Your task is to give the listing below back word for word, pictures excluded.

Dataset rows
════════════════

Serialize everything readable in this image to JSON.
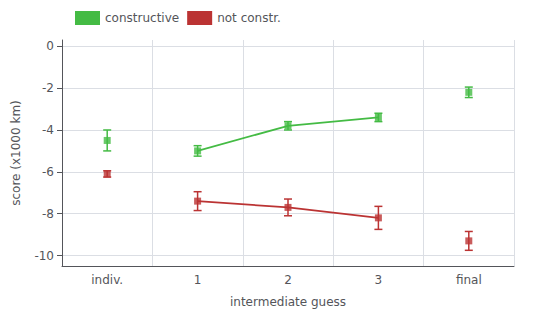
{
  "chart_data": {
    "type": "line",
    "xlabel": "intermediate guess",
    "ylabel": "score (x1000 km)",
    "categories": [
      "indiv.",
      "1",
      "2",
      "3",
      "final"
    ],
    "series": [
      {
        "name": "constructive",
        "color": "#44bb44",
        "marker": "square",
        "values": [
          -4.5,
          -5.0,
          -3.8,
          -3.4,
          -2.2
        ],
        "yerr": [
          0.5,
          0.25,
          0.2,
          0.2,
          0.25
        ]
      },
      {
        "name": "not constr.",
        "color": "#bb3333",
        "marker": "square",
        "values": [
          -6.1,
          -7.4,
          -7.7,
          -8.2,
          -9.3
        ],
        "yerr": [
          0.15,
          0.45,
          0.4,
          0.55,
          0.45
        ]
      }
    ],
    "ylim": [
      -10.5,
      0.3
    ],
    "yticks": [
      0,
      -2,
      -4,
      -6,
      -8,
      -10
    ],
    "grid": true,
    "legend": "upper left"
  }
}
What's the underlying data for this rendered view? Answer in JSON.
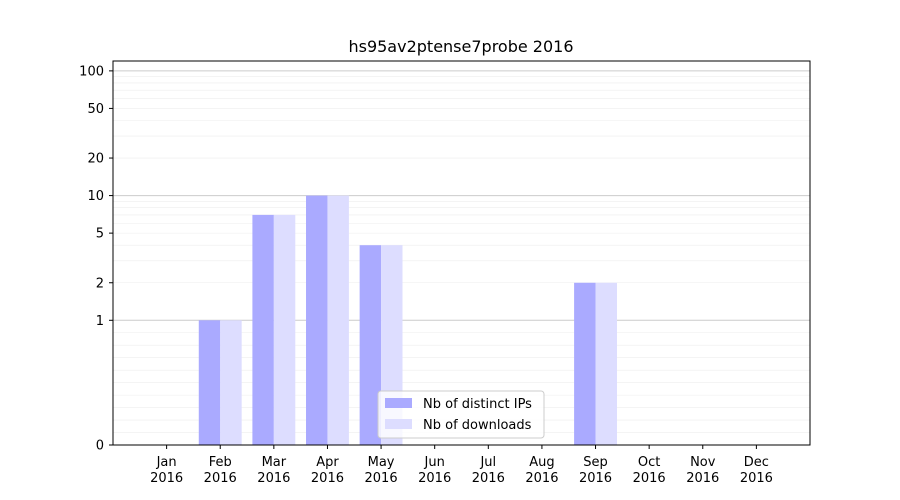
{
  "chart_data": {
    "type": "bar",
    "title": "hs95av2ptense7probe 2016",
    "xlabel": "",
    "ylabel": "",
    "categories": [
      [
        "Jan",
        "2016"
      ],
      [
        "Feb",
        "2016"
      ],
      [
        "Mar",
        "2016"
      ],
      [
        "Apr",
        "2016"
      ],
      [
        "May",
        "2016"
      ],
      [
        "Jun",
        "2016"
      ],
      [
        "Jul",
        "2016"
      ],
      [
        "Aug",
        "2016"
      ],
      [
        "Sep",
        "2016"
      ],
      [
        "Oct",
        "2016"
      ],
      [
        "Nov",
        "2016"
      ],
      [
        "Dec",
        "2016"
      ]
    ],
    "series": [
      {
        "name": "Nb of distinct IPs",
        "color": "#aaaaff",
        "values": [
          0,
          1,
          7,
          10,
          4,
          0,
          0,
          0,
          2,
          0,
          0,
          0
        ]
      },
      {
        "name": "Nb of downloads",
        "color": "#ddddff",
        "values": [
          0,
          1,
          7,
          10,
          4,
          0,
          0,
          0,
          2,
          0,
          0,
          0
        ]
      }
    ],
    "y_scale": "symlog",
    "ylim": [
      0,
      120
    ],
    "y_ticks": [
      {
        "value": 0,
        "label": "0"
      },
      {
        "value": 1,
        "label": "1"
      },
      {
        "value": 2,
        "label": "2"
      },
      {
        "value": 5,
        "label": "5"
      },
      {
        "value": 10,
        "label": "10"
      },
      {
        "value": 20,
        "label": "20"
      },
      {
        "value": 50,
        "label": "50"
      },
      {
        "value": 100,
        "label": "100"
      }
    ],
    "grid": true,
    "legend_position": "bottom-center"
  }
}
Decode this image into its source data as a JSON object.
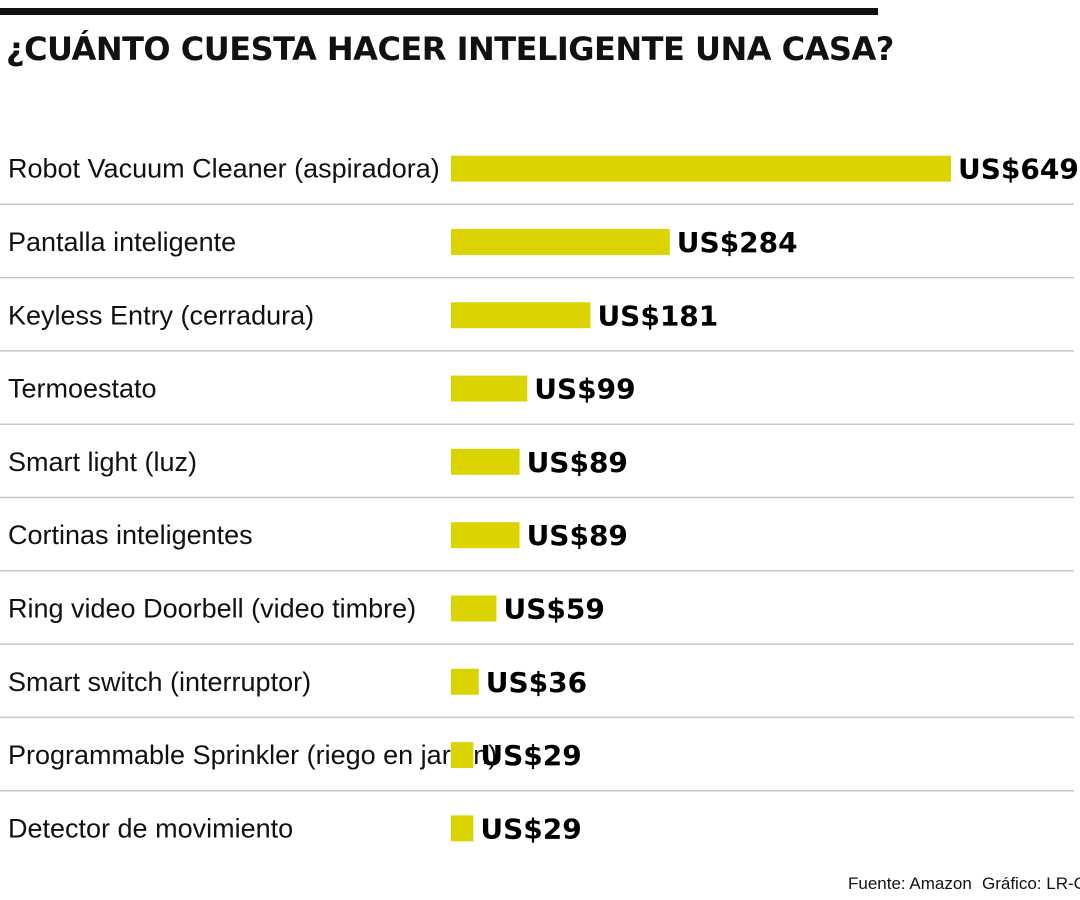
{
  "chart_data": {
    "type": "bar",
    "orientation": "horizontal",
    "title": "¿CUÁNTO CUESTA HACER INTELIGENTE UNA CASA?",
    "categories": [
      "Robot Vacuum Cleaner (aspiradora)",
      "Pantalla inteligente",
      "Keyless Entry (cerradura)",
      "Termoestato",
      "Smart light (luz)",
      "Cortinas inteligentes",
      "Ring video Doorbell (video timbre)",
      "Smart switch (interruptor)",
      "Programmable Sprinkler (riego en jardín)",
      "Detector de movimiento"
    ],
    "values": [
      649,
      284,
      181,
      99,
      89,
      89,
      59,
      36,
      29,
      29
    ],
    "value_labels": [
      "US$649",
      "US$284",
      "US$181",
      "US$99",
      "US$89",
      "US$89",
      "US$59",
      "US$36",
      "US$29",
      "US$29"
    ],
    "unit": "US$",
    "xlim": [
      0,
      649
    ],
    "grid": false,
    "bar_color": "#dcd400"
  },
  "footer": {
    "source": "Fuente: Amazon",
    "credit": "Gráfico: LR-GR"
  },
  "colors": {
    "bar": "#dcd400",
    "divider": "#c8c8c8",
    "text": "#111111"
  }
}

════════════════

Response
Serialize everything readable in this image to JSON.
{
  "chart_data": {
    "type": "line",
    "xlabel": "intermediate guess",
    "ylabel": "score (x1000 km)",
    "categories": [
      "indiv.",
      "1",
      "2",
      "3",
      "final"
    ],
    "series": [
      {
        "name": "constructive",
        "color": "#44bb44",
        "marker": "square",
        "values": [
          -4.5,
          -5.0,
          -3.8,
          -3.4,
          -2.2
        ],
        "yerr": [
          0.5,
          0.25,
          0.2,
          0.2,
          0.25
        ]
      },
      {
        "name": "not constr.",
        "color": "#bb3333",
        "marker": "square",
        "values": [
          -6.1,
          -7.4,
          -7.7,
          -8.2,
          -9.3
        ],
        "yerr": [
          0.15,
          0.45,
          0.4,
          0.55,
          0.45
        ]
      }
    ],
    "ylim": [
      -10.5,
      0.3
    ],
    "yticks": [
      0,
      -2,
      -4,
      -6,
      -8,
      -10
    ],
    "grid": true,
    "legend": "upper left"
  }
}
What's the underlying data for this rendered view? Answer in JSON.
{
  "chart_data": {
    "type": "bar",
    "title": "hs95av2ptense7probe 2016",
    "xlabel": "",
    "ylabel": "",
    "categories": [
      [
        "Jan",
        "2016"
      ],
      [
        "Feb",
        "2016"
      ],
      [
        "Mar",
        "2016"
      ],
      [
        "Apr",
        "2016"
      ],
      [
        "May",
        "2016"
      ],
      [
        "Jun",
        "2016"
      ],
      [
        "Jul",
        "2016"
      ],
      [
        "Aug",
        "2016"
      ],
      [
        "Sep",
        "2016"
      ],
      [
        "Oct",
        "2016"
      ],
      [
        "Nov",
        "2016"
      ],
      [
        "Dec",
        "2016"
      ]
    ],
    "series": [
      {
        "name": "Nb of distinct IPs",
        "color": "#aaaaff",
        "values": [
          0,
          1,
          7,
          10,
          4,
          0,
          0,
          0,
          2,
          0,
          0,
          0
        ]
      },
      {
        "name": "Nb of downloads",
        "color": "#ddddff",
        "values": [
          0,
          1,
          7,
          10,
          4,
          0,
          0,
          0,
          2,
          0,
          0,
          0
        ]
      }
    ],
    "y_scale": "symlog",
    "ylim": [
      0,
      120
    ],
    "y_ticks": [
      {
        "value": 0,
        "label": "0"
      },
      {
        "value": 1,
        "label": "1"
      },
      {
        "value": 2,
        "label": "2"
      },
      {
        "value": 5,
        "label": "5"
      },
      {
        "value": 10,
        "label": "10"
      },
      {
        "value": 20,
        "label": "20"
      },
      {
        "value": 50,
        "label": "50"
      },
      {
        "value": 100,
        "label": "100"
      }
    ],
    "grid": true,
    "legend_position": "bottom-center"
  }
}
Decode this image into its source data as a JSON object.
{
  "chart_data": {
    "type": "bar",
    "orientation": "horizontal",
    "title": "¿CUÁNTO CUESTA HACER INTELIGENTE UNA CASA?",
    "categories": [
      "Robot Vacuum Cleaner (aspiradora)",
      "Pantalla inteligente",
      "Keyless Entry (cerradura)",
      "Termoestato",
      "Smart light (luz)",
      "Cortinas inteligentes",
      "Ring video Doorbell (video timbre)",
      "Smart switch (interruptor)",
      "Programmable Sprinkler (riego en jardín)",
      "Detector de movimiento"
    ],
    "values": [
      649,
      284,
      181,
      99,
      89,
      89,
      59,
      36,
      29,
      29
    ],
    "value_labels": [
      "US$649",
      "US$284",
      "US$181",
      "US$99",
      "US$89",
      "US$89",
      "US$59",
      "US$36",
      "US$29",
      "US$29"
    ],
    "unit": "US$",
    "xlim": [
      0,
      649
    ],
    "grid": false,
    "bar_color": "#dcd400"
  },
  "footer": {
    "source": "Fuente: Amazon",
    "credit": "Gráfico: LR-GR"
  },
  "colors": {
    "bar": "#dcd400",
    "divider": "#c8c8c8",
    "text": "#111111"
  }
}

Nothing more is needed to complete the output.